→ WHAT TO PRODUCE:
Tally the lines in these records that hold the string "text", and reply with the number alone.

[Dataset records]
•••••

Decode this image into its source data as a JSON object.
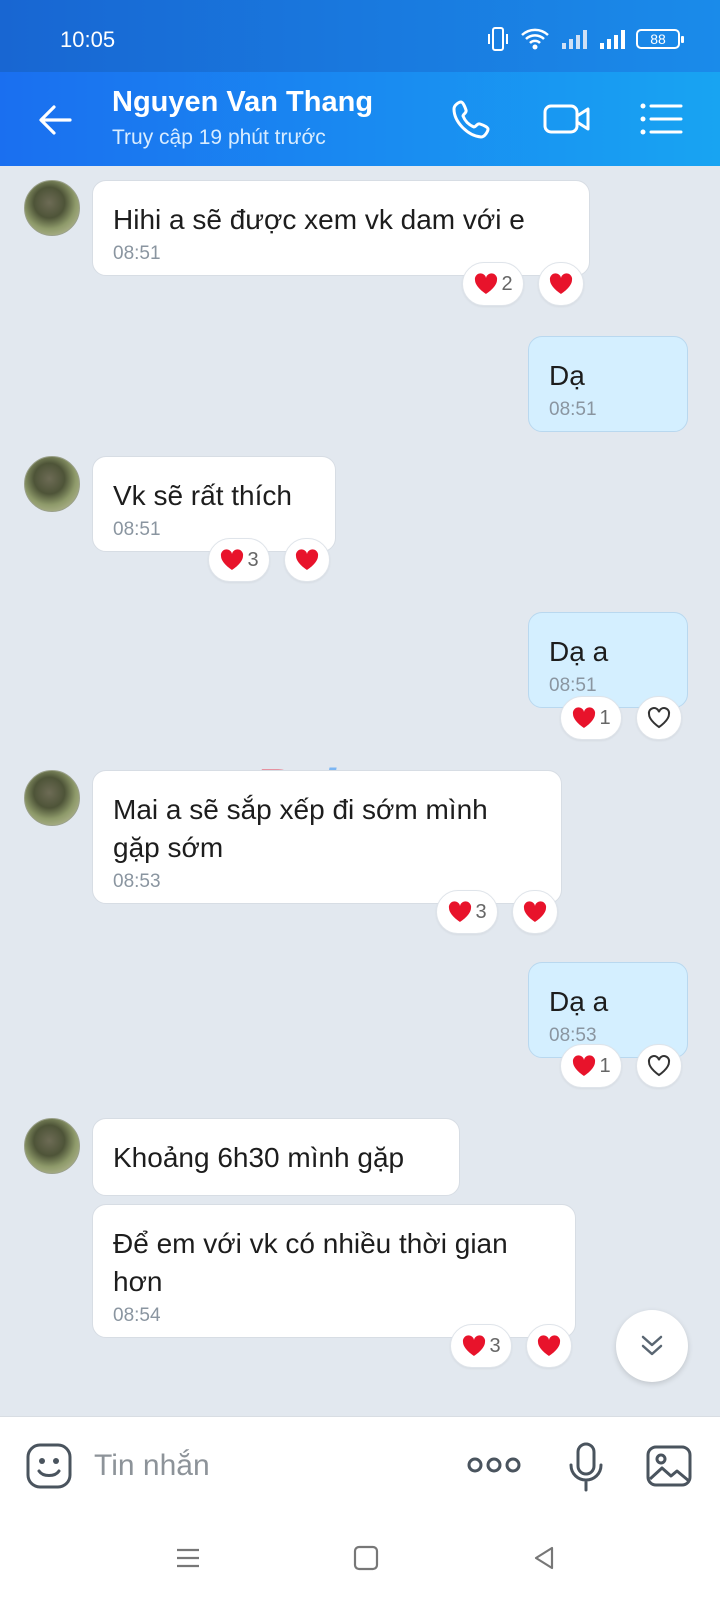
{
  "status_bar": {
    "time": "10:05",
    "battery": "88"
  },
  "header": {
    "contact_name": "Nguyen Van Thang",
    "last_seen": "Truy cập 19 phút trước"
  },
  "messages": [
    {
      "sender": "other",
      "text": "Hihi a sẽ được xem vk dam với e",
      "time": "08:51",
      "reaction_count": "2"
    },
    {
      "sender": "me",
      "text": "Dạ",
      "time": "08:51"
    },
    {
      "sender": "other",
      "text": "Vk sẽ rất thích",
      "time": "08:51",
      "reaction_count": "3"
    },
    {
      "sender": "me",
      "text": "Dạ a",
      "time": "08:51",
      "reaction_count": "1"
    },
    {
      "sender": "other",
      "text": "Mai a sẽ sắp xếp đi sớm mình gặp sớm",
      "time": "08:53",
      "reaction_count": "3"
    },
    {
      "sender": "me",
      "text": "Dạ a",
      "time": "08:53",
      "reaction_count": "1"
    },
    {
      "sender": "other",
      "text": "Khoảng 6h30 mình gặp",
      "time": ""
    },
    {
      "sender": "other",
      "text": "Để em với vk có nhiều thời gian hơn",
      "time": "08:54",
      "reaction_count": "3"
    }
  ],
  "watermark": {
    "first": "R",
    "rest": "phang"
  },
  "input": {
    "placeholder": "Tin nhắn"
  },
  "icons": {
    "back": "arrow-left-icon",
    "call": "phone-icon",
    "video": "video-camera-icon",
    "menu": "list-menu-icon",
    "emoji": "sticker-icon",
    "more": "more-dots-icon",
    "mic": "microphone-icon",
    "image": "image-icon",
    "heart": "heart-icon",
    "scroll": "double-chevron-down-icon"
  },
  "colors": {
    "header_start": "#1a6ff0",
    "header_end": "#18a4f2",
    "my_bubble": "#d4efff",
    "heart": "#e8132b"
  }
}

•••••

→ ANSWER TO THIS TASK:
8